* _SHORT TASK_:
Copy all lines below containing "this".

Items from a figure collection
__________________________________________________

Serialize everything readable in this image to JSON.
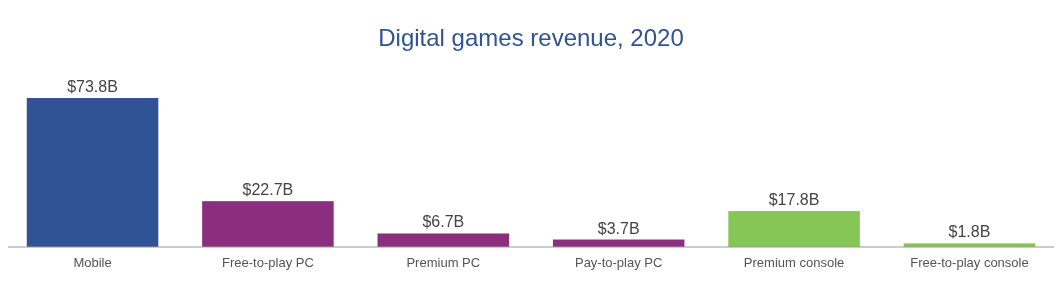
{
  "chart_data": {
    "type": "bar",
    "title": "Digital games revenue, 2020",
    "categories": [
      "Mobile",
      "Free-to-play PC",
      "Premium PC",
      "Pay-to-play PC",
      "Premium console",
      "Free-to-play console"
    ],
    "values": [
      73.8,
      22.7,
      6.7,
      3.7,
      17.8,
      1.8
    ],
    "colors": [
      "#2f5394",
      "#8b2e7d",
      "#8b2e7d",
      "#8b2e7d",
      "#86c655",
      "#86c655"
    ],
    "value_labels": [
      "$73.8B",
      "$22.7B",
      "$6.7B",
      "$3.7B",
      "$17.8B",
      "$1.8B"
    ]
  }
}
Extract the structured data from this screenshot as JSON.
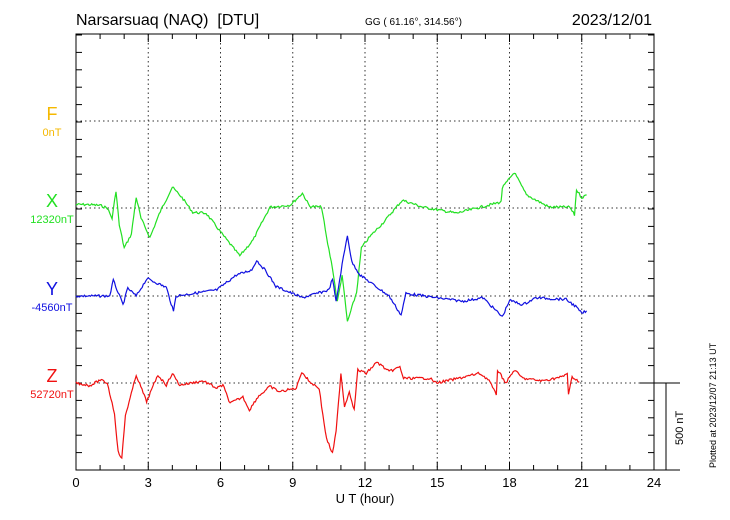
{
  "header": {
    "station": "Narsarsuaq (NAQ)  [DTU]",
    "coords": "GG ( 61.16°, 314.56°)",
    "date": "2023/12/01"
  },
  "footer": {
    "plotted": "Plotted at 2023/12/07 21:13 UT",
    "scale_label": "500 nT"
  },
  "colors": {
    "F": "#f5b800",
    "X": "#22e022",
    "Y": "#1010e0",
    "Z": "#f01010"
  },
  "chart_data": {
    "type": "line",
    "title": "Narsarsuaq (NAQ) [DTU] 2023/12/01",
    "xlabel": "U T (hour)",
    "xlim": [
      0,
      24
    ],
    "xticks": [
      "0",
      "3",
      "6",
      "9",
      "12",
      "15",
      "18",
      "21",
      "24"
    ],
    "grid": true,
    "scale_bar_nT": 500,
    "series": [
      {
        "name": "F",
        "baseline_label": "0nT",
        "points": []
      },
      {
        "name": "X",
        "baseline_label": "12320nT",
        "points": [
          [
            0,
            20
          ],
          [
            0.5,
            20
          ],
          [
            1.0,
            15
          ],
          [
            1.3,
            0
          ],
          [
            1.5,
            -60
          ],
          [
            1.66,
            100
          ],
          [
            1.8,
            -100
          ],
          [
            2.0,
            -230
          ],
          [
            2.3,
            -150
          ],
          [
            2.5,
            63
          ],
          [
            2.7,
            -60
          ],
          [
            3.07,
            -170
          ],
          [
            3.5,
            -20
          ],
          [
            4.0,
            120
          ],
          [
            4.4,
            60
          ],
          [
            4.85,
            -25
          ],
          [
            5.4,
            -30
          ],
          [
            6.1,
            -155
          ],
          [
            6.8,
            -275
          ],
          [
            7.35,
            -185
          ],
          [
            8.05,
            5
          ],
          [
            8.9,
            17
          ],
          [
            9.4,
            85
          ],
          [
            9.7,
            10
          ],
          [
            10.2,
            5
          ],
          [
            10.4,
            -170
          ],
          [
            10.65,
            -345
          ],
          [
            10.85,
            -540
          ],
          [
            11.05,
            -385
          ],
          [
            11.27,
            -655
          ],
          [
            11.65,
            -485
          ],
          [
            11.85,
            -230
          ],
          [
            12.2,
            -165
          ],
          [
            12.75,
            -85
          ],
          [
            13.3,
            5
          ],
          [
            13.55,
            45
          ],
          [
            14.4,
            5
          ],
          [
            15.8,
            -30
          ],
          [
            17.15,
            17
          ],
          [
            17.65,
            35
          ],
          [
            17.7,
            115
          ],
          [
            18.2,
            205
          ],
          [
            18.7,
            75
          ],
          [
            19.65,
            5
          ],
          [
            20.5,
            5
          ],
          [
            20.7,
            -40
          ],
          [
            20.78,
            105
          ],
          [
            21.0,
            60
          ],
          [
            21.2,
            75
          ]
        ]
      },
      {
        "name": "Y",
        "baseline_label": "-4560nT",
        "points": [
          [
            0,
            0
          ],
          [
            1.4,
            0
          ],
          [
            1.55,
            90
          ],
          [
            1.95,
            -50
          ],
          [
            2.15,
            45
          ],
          [
            2.5,
            0
          ],
          [
            2.95,
            100
          ],
          [
            3.75,
            50
          ],
          [
            4.05,
            -90
          ],
          [
            4.15,
            0
          ],
          [
            5.85,
            35
          ],
          [
            6.65,
            120
          ],
          [
            7.3,
            150
          ],
          [
            7.5,
            205
          ],
          [
            7.9,
            140
          ],
          [
            8.3,
            55
          ],
          [
            9.4,
            -10
          ],
          [
            10.5,
            35
          ],
          [
            10.65,
            100
          ],
          [
            10.8,
            -35
          ],
          [
            11.05,
            180
          ],
          [
            11.27,
            350
          ],
          [
            11.45,
            195
          ],
          [
            11.8,
            120
          ],
          [
            12.5,
            50
          ],
          [
            13.0,
            0
          ],
          [
            13.5,
            -110
          ],
          [
            13.7,
            15
          ],
          [
            14.95,
            -10
          ],
          [
            16.05,
            -30
          ],
          [
            16.9,
            -10
          ],
          [
            17.7,
            -120
          ],
          [
            18.0,
            -25
          ],
          [
            18.55,
            -50
          ],
          [
            19.1,
            -10
          ],
          [
            20.35,
            -20
          ],
          [
            20.75,
            -60
          ],
          [
            21.0,
            -100
          ],
          [
            21.2,
            -85
          ]
        ]
      },
      {
        "name": "Z",
        "baseline_label": "52720nT",
        "points": [
          [
            0,
            0
          ],
          [
            0.58,
            -15
          ],
          [
            1.0,
            17
          ],
          [
            1.3,
            0
          ],
          [
            1.6,
            -175
          ],
          [
            1.75,
            -395
          ],
          [
            1.9,
            -435
          ],
          [
            2.05,
            -185
          ],
          [
            2.3,
            -60
          ],
          [
            2.5,
            46
          ],
          [
            2.93,
            -107
          ],
          [
            3.4,
            46
          ],
          [
            3.75,
            -12
          ],
          [
            4.0,
            56
          ],
          [
            4.3,
            -12
          ],
          [
            5.28,
            12
          ],
          [
            5.85,
            -30
          ],
          [
            6.1,
            -12
          ],
          [
            6.4,
            -117
          ],
          [
            6.93,
            -80
          ],
          [
            7.2,
            -155
          ],
          [
            7.55,
            -80
          ],
          [
            8.05,
            -20
          ],
          [
            8.45,
            -50
          ],
          [
            9.15,
            -30
          ],
          [
            9.37,
            65
          ],
          [
            9.7,
            7
          ],
          [
            10.1,
            -30
          ],
          [
            10.25,
            -185
          ],
          [
            10.4,
            -320
          ],
          [
            10.65,
            -405
          ],
          [
            10.8,
            -280
          ],
          [
            11.0,
            56
          ],
          [
            11.15,
            -135
          ],
          [
            11.35,
            -50
          ],
          [
            11.55,
            -155
          ],
          [
            11.7,
            75
          ],
          [
            12.05,
            56
          ],
          [
            12.5,
            120
          ],
          [
            13.0,
            65
          ],
          [
            13.45,
            92
          ],
          [
            13.6,
            27
          ],
          [
            14.7,
            27
          ],
          [
            14.95,
            0
          ],
          [
            15.9,
            27
          ],
          [
            16.75,
            56
          ],
          [
            17.15,
            17
          ],
          [
            17.45,
            -70
          ],
          [
            17.5,
            75
          ],
          [
            17.85,
            0
          ],
          [
            18.2,
            75
          ],
          [
            18.55,
            27
          ],
          [
            19.35,
            12
          ],
          [
            20.2,
            36
          ],
          [
            20.4,
            56
          ],
          [
            20.45,
            -70
          ],
          [
            20.6,
            36
          ],
          [
            20.9,
            7
          ]
        ]
      }
    ]
  }
}
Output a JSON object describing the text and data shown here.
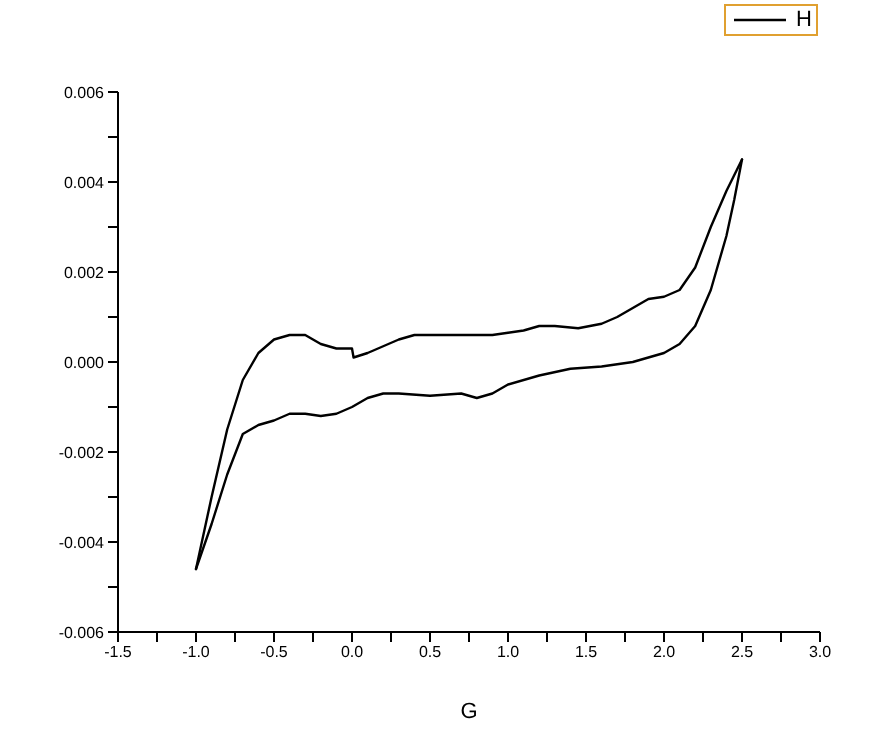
{
  "chart_data": {
    "type": "line",
    "xlabel": "G",
    "legend": "top right",
    "marker": "none",
    "line_style": "solid",
    "grid": false,
    "xlim": [
      -1.5,
      3.0
    ],
    "xticks": [
      {
        "value": -1.5,
        "label": "-1.5"
      },
      {
        "value": -1.25,
        "label": null
      },
      {
        "value": -1,
        "label": "-1.0"
      },
      {
        "value": -0.75,
        "label": null
      },
      {
        "value": -0.5,
        "label": "-0.5"
      },
      {
        "value": -0.25,
        "label": null
      },
      {
        "value": 0,
        "label": "0.0"
      },
      {
        "value": 0.25,
        "label": null
      },
      {
        "value": 0.5,
        "label": "0.5"
      },
      {
        "value": 0.75,
        "label": null
      },
      {
        "value": 1,
        "label": "1.0"
      },
      {
        "value": 1.25,
        "label": null
      },
      {
        "value": 1.5,
        "label": "1.5"
      },
      {
        "value": 1.75,
        "label": null
      },
      {
        "value": 2,
        "label": "2.0"
      },
      {
        "value": 2.25,
        "label": null
      },
      {
        "value": 2.5,
        "label": "2.5"
      },
      {
        "value": 2.75,
        "label": null
      },
      {
        "value": 3,
        "label": "3.0"
      }
    ],
    "ylim": [
      -0.006,
      0.006
    ],
    "yticks": [
      {
        "value": -0.006,
        "label": "-0.006"
      },
      {
        "value": -0.005,
        "label": null
      },
      {
        "value": -0.004,
        "label": "-0.004"
      },
      {
        "value": -0.003,
        "label": null
      },
      {
        "value": -0.002,
        "label": "-0.002"
      },
      {
        "value": -0.001,
        "label": null
      },
      {
        "value": 0,
        "label": "0.000"
      },
      {
        "value": 0.001,
        "label": null
      },
      {
        "value": 0.002,
        "label": "0.002"
      },
      {
        "value": 0.003,
        "label": null
      },
      {
        "value": 0.004,
        "label": "0.004"
      },
      {
        "value": 0.005,
        "label": null
      },
      {
        "value": 0.006,
        "label": "0.006"
      }
    ],
    "series": [
      {
        "name": "H",
        "color": "#000000",
        "x": [
          -1.0,
          -0.9,
          -0.8,
          -0.7,
          -0.6,
          -0.5,
          -0.4,
          -0.3,
          -0.2,
          -0.1,
          0.0,
          0.01,
          0.1,
          0.2,
          0.3,
          0.4,
          0.5,
          0.7,
          0.9,
          1.0,
          1.1,
          1.2,
          1.3,
          1.45,
          1.6,
          1.7,
          1.8,
          1.9,
          2.0,
          2.1,
          2.2,
          2.3,
          2.4,
          2.5
        ],
        "values": [
          -0.0046,
          -0.003,
          -0.0015,
          -0.0004,
          0.0002,
          0.0005,
          0.0006,
          0.0006,
          0.0004,
          0.0003,
          0.0003,
          0.0001,
          0.0002,
          0.00035,
          0.0005,
          0.0006,
          0.0006,
          0.0006,
          0.0006,
          0.00065,
          0.0007,
          0.0008,
          0.0008,
          0.00075,
          0.00085,
          0.001,
          0.0012,
          0.0014,
          0.00145,
          0.0016,
          0.0021,
          0.003,
          0.0038,
          0.0045
        ]
      },
      {
        "color": "#000000",
        "x": [
          -1.0,
          -0.9,
          -0.8,
          -0.7,
          -0.6,
          -0.5,
          -0.4,
          -0.3,
          -0.2,
          -0.1,
          0.0,
          0.1,
          0.2,
          0.3,
          0.5,
          0.7,
          0.8,
          0.9,
          1.0,
          1.2,
          1.4,
          1.6,
          1.8,
          1.9,
          2.0,
          2.1,
          2.2,
          2.3,
          2.4,
          2.45,
          2.5
        ],
        "values": [
          -0.0046,
          -0.0036,
          -0.0025,
          -0.0016,
          -0.0014,
          -0.0013,
          -0.00115,
          -0.00115,
          -0.0012,
          -0.00115,
          -0.001,
          -0.0008,
          -0.0007,
          -0.0007,
          -0.00075,
          -0.0007,
          -0.0008,
          -0.0007,
          -0.0005,
          -0.0003,
          -0.00015,
          -0.0001,
          0.0,
          0.0001,
          0.0002,
          0.0004,
          0.0008,
          0.0016,
          0.0028,
          0.0036,
          0.0045
        ]
      }
    ]
  }
}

__________________________________________________

* _TASK RESULT_:
Serialize everything readable in this image to JSON.
Extract the structured data from this screenshot as JSON.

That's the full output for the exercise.